%%

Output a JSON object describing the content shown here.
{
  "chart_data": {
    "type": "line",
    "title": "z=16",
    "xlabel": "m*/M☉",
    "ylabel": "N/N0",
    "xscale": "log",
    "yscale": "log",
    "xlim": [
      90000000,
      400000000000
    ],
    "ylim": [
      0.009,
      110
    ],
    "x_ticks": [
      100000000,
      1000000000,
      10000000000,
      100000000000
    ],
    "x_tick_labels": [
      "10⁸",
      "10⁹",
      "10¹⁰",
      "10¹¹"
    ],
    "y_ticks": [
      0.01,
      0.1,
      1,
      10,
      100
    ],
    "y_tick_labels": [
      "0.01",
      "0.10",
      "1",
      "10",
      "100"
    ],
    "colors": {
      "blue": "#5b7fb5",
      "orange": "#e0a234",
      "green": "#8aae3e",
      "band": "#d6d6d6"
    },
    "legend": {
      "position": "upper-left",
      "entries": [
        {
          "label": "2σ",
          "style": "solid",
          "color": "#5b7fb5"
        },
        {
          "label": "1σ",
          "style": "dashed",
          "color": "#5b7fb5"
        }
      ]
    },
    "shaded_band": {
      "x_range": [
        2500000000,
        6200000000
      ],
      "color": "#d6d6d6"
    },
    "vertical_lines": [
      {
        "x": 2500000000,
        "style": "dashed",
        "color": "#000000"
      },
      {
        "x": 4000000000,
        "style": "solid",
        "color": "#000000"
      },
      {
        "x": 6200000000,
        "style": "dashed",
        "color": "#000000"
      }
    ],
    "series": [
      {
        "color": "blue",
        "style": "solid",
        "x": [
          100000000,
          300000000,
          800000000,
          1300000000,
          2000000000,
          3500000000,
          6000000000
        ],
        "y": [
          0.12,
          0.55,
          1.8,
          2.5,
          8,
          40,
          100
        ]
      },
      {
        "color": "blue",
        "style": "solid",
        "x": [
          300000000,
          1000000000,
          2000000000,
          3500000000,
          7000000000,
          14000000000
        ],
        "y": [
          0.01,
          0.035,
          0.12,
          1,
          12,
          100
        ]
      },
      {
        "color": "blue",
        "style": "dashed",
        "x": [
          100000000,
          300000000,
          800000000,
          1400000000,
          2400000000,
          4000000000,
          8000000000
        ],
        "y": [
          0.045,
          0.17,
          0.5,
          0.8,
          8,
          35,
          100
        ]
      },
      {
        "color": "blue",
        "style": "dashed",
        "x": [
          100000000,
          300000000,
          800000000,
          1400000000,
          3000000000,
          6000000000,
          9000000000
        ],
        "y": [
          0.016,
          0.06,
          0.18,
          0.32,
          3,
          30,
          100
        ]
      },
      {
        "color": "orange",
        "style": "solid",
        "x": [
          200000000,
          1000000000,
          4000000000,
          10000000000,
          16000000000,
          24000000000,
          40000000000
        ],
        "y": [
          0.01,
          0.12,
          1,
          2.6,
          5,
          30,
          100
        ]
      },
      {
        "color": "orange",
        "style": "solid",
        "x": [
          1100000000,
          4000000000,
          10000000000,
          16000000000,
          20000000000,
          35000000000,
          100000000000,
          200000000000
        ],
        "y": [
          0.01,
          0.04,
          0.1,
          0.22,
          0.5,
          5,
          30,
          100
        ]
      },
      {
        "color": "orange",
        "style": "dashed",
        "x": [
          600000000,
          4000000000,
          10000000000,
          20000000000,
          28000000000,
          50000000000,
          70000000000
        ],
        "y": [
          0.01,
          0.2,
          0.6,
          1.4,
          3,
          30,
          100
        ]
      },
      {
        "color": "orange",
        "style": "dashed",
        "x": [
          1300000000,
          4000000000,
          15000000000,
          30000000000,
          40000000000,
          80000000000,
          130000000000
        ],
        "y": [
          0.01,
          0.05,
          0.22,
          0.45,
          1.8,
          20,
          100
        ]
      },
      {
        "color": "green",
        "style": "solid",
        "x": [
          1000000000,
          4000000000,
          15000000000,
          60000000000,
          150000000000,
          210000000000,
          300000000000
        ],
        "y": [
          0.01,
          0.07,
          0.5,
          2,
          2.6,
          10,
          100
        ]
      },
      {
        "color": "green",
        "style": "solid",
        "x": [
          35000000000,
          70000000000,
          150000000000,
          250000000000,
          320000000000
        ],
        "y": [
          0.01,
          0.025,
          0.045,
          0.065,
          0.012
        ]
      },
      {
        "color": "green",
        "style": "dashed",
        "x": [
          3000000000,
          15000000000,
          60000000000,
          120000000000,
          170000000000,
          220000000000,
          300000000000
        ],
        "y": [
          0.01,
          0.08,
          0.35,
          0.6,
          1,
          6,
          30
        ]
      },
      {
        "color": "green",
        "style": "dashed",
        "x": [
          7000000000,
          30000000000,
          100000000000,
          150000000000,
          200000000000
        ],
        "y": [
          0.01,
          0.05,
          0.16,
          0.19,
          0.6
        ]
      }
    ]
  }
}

%%

[Aim of the exercise]: Transcribe every entry verbatim.

[Solved exercise]:
Output a JSON object describing the content shown here.
{
  "chart_data": {
    "type": "line",
    "title": "z=16",
    "xlabel": "m*/M☉",
    "ylabel": "N/N0",
    "xscale": "log",
    "yscale": "log",
    "xlim": [
      90000000,
      400000000000
    ],
    "ylim": [
      0.009,
      110
    ],
    "x_ticks": [
      100000000,
      1000000000,
      10000000000,
      100000000000
    ],
    "x_tick_labels": [
      "10⁸",
      "10⁹",
      "10¹⁰",
      "10¹¹"
    ],
    "y_ticks": [
      0.01,
      0.1,
      1,
      10,
      100
    ],
    "y_tick_labels": [
      "0.01",
      "0.10",
      "1",
      "10",
      "100"
    ],
    "colors": {
      "blue": "#5b7fb5",
      "orange": "#e0a234",
      "green": "#8aae3e",
      "band": "#d6d6d6"
    },
    "legend": {
      "position": "upper-left",
      "entries": [
        {
          "label": "2σ",
          "style": "solid",
          "color": "#5b7fb5"
        },
        {
          "label": "1σ",
          "style": "dashed",
          "color": "#5b7fb5"
        }
      ]
    },
    "shaded_band": {
      "x_range": [
        2500000000,
        6200000000
      ],
      "color": "#d6d6d6"
    },
    "vertical_lines": [
      {
        "x": 2500000000,
        "style": "dashed",
        "color": "#000000"
      },
      {
        "x": 4000000000,
        "style": "solid",
        "color": "#000000"
      },
      {
        "x": 6200000000,
        "style": "dashed",
        "color": "#000000"
      }
    ],
    "series": [
      {
        "color": "blue",
        "style": "solid",
        "x": [
          100000000,
          300000000,
          800000000,
          1300000000,
          2000000000,
          3500000000,
          6000000000
        ],
        "y": [
          0.12,
          0.55,
          1.8,
          2.5,
          8,
          40,
          100
        ]
      },
      {
        "color": "blue",
        "style": "solid",
        "x": [
          300000000,
          1000000000,
          2000000000,
          3500000000,
          7000000000,
          14000000000
        ],
        "y": [
          0.01,
          0.035,
          0.12,
          1,
          12,
          100
        ]
      },
      {
        "color": "blue",
        "style": "dashed",
        "x": [
          100000000,
          300000000,
          800000000,
          1400000000,
          2400000000,
          4000000000,
          8000000000
        ],
        "y": [
          0.045,
          0.17,
          0.5,
          0.8,
          8,
          35,
          100
        ]
      },
      {
        "color": "blue",
        "style": "dashed",
        "x": [
          100000000,
          300000000,
          800000000,
          1400000000,
          3000000000,
          6000000000,
          9000000000
        ],
        "y": [
          0.016,
          0.06,
          0.18,
          0.32,
          3,
          30,
          100
        ]
      },
      {
        "color": "orange",
        "style": "solid",
        "x": [
          200000000,
          1000000000,
          4000000000,
          10000000000,
          16000000000,
          24000000000,
          40000000000
        ],
        "y": [
          0.01,
          0.12,
          1,
          2.6,
          5,
          30,
          100
        ]
      },
      {
        "color": "orange",
        "style": "solid",
        "x": [
          1100000000,
          4000000000,
          10000000000,
          16000000000,
          20000000000,
          35000000000,
          100000000000,
          200000000000
        ],
        "y": [
          0.01,
          0.04,
          0.1,
          0.22,
          0.5,
          5,
          30,
          100
        ]
      },
      {
        "color": "orange",
        "style": "dashed",
        "x": [
          600000000,
          4000000000,
          10000000000,
          20000000000,
          28000000000,
          50000000000,
          70000000000
        ],
        "y": [
          0.01,
          0.2,
          0.6,
          1.4,
          3,
          30,
          100
        ]
      },
      {
        "color": "orange",
        "style": "dashed",
        "x": [
          1300000000,
          4000000000,
          15000000000,
          30000000000,
          40000000000,
          80000000000,
          130000000000
        ],
        "y": [
          0.01,
          0.05,
          0.22,
          0.45,
          1.8,
          20,
          100
        ]
      },
      {
        "color": "green",
        "style": "solid",
        "x": [
          1000000000,
          4000000000,
          15000000000,
          60000000000,
          150000000000,
          210000000000,
          300000000000
        ],
        "y": [
          0.01,
          0.07,
          0.5,
          2,
          2.6,
          10,
          100
        ]
      },
      {
        "color": "green",
        "style": "solid",
        "x": [
          35000000000,
          70000000000,
          150000000000,
          250000000000,
          320000000000
        ],
        "y": [
          0.01,
          0.025,
          0.045,
          0.065,
          0.012
        ]
      },
      {
        "color": "green",
        "style": "dashed",
        "x": [
          3000000000,
          15000000000,
          60000000000,
          120000000000,
          170000000000,
          220000000000,
          300000000000
        ],
        "y": [
          0.01,
          0.08,
          0.35,
          0.6,
          1,
          6,
          30
        ]
      },
      {
        "color": "green",
        "style": "dashed",
        "x": [
          7000000000,
          30000000000,
          100000000000,
          150000000000,
          200000000000
        ],
        "y": [
          0.01,
          0.05,
          0.16,
          0.19,
          0.6
        ]
      }
    ]
  }
}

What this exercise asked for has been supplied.